__Challenge__:
Within the listing below, locate all lines containing the word "المصلي". Copy each one.

__Data to use__:
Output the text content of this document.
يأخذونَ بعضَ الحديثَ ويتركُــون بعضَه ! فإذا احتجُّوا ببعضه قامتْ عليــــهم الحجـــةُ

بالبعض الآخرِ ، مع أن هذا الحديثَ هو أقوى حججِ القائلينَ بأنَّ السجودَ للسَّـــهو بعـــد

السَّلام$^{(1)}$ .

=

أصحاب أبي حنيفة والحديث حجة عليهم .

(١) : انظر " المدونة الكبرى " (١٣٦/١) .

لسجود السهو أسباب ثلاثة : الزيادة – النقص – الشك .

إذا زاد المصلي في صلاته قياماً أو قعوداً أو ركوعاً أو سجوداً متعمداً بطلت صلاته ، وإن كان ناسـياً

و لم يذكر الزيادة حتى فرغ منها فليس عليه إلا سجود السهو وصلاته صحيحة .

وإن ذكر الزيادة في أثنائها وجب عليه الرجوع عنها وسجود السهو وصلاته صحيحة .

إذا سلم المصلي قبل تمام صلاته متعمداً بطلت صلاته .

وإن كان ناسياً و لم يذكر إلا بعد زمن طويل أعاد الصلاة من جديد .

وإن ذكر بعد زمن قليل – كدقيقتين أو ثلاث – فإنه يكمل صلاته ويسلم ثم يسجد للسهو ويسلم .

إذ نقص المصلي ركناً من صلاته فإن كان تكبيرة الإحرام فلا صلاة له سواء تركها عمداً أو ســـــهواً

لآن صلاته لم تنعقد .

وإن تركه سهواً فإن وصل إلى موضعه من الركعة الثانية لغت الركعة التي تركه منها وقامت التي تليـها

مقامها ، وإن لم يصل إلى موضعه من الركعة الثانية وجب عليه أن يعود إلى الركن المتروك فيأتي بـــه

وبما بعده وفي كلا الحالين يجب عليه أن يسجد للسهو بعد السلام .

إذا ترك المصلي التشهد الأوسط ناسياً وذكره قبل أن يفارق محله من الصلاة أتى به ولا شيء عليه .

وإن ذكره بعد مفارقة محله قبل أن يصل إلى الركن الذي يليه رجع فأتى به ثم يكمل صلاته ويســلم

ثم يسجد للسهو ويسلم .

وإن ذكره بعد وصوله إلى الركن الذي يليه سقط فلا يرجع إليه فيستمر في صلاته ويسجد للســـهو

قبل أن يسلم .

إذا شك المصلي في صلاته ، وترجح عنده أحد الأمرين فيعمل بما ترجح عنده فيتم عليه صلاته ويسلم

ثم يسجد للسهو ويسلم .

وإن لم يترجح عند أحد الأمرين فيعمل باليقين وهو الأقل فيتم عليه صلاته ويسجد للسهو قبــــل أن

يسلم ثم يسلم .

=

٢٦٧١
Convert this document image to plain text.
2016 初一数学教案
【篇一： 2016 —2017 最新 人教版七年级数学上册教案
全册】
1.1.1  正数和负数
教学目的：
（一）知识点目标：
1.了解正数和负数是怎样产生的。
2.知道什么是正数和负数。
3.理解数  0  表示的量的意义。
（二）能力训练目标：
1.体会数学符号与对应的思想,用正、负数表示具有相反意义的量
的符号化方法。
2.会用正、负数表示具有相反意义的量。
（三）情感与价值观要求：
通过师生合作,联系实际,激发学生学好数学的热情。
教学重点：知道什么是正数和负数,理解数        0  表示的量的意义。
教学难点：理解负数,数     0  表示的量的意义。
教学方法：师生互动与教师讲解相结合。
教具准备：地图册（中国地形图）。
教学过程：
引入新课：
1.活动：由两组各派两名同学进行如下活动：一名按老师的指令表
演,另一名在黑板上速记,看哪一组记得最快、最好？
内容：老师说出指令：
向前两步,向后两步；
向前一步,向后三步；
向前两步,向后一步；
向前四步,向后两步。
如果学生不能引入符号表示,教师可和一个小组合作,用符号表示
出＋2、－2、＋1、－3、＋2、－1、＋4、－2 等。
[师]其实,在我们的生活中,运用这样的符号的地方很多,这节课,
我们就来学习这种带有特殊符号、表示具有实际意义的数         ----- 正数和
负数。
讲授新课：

__Complete response__:
إذا زاد المصلي في صلاته قياماً أو قعوداً أو ركوعاً أو سجوداً متعمداً بطلت صلاته ، وإن كان ناسـياً
إذا سلم المصلي قبل تمام صلاته متعمداً بطلت صلاته .
إذ نقص المصلي ركناً من صلاته فإن كان تكبيرة الإحرام فلا صلاة له سواء تركها عمداً أو ســـــهواً
إذا ترك المصلي التشهد الأوسط ناسياً وذكره قبل أن يفارق محله من الصلاة أتى به ولا شيء عليه .
إذا شك المصلي في صلاته ، وترجح عنده أحد الأمرين فيعمل بما ترجح عنده فيتم عليه صلاته ويسلم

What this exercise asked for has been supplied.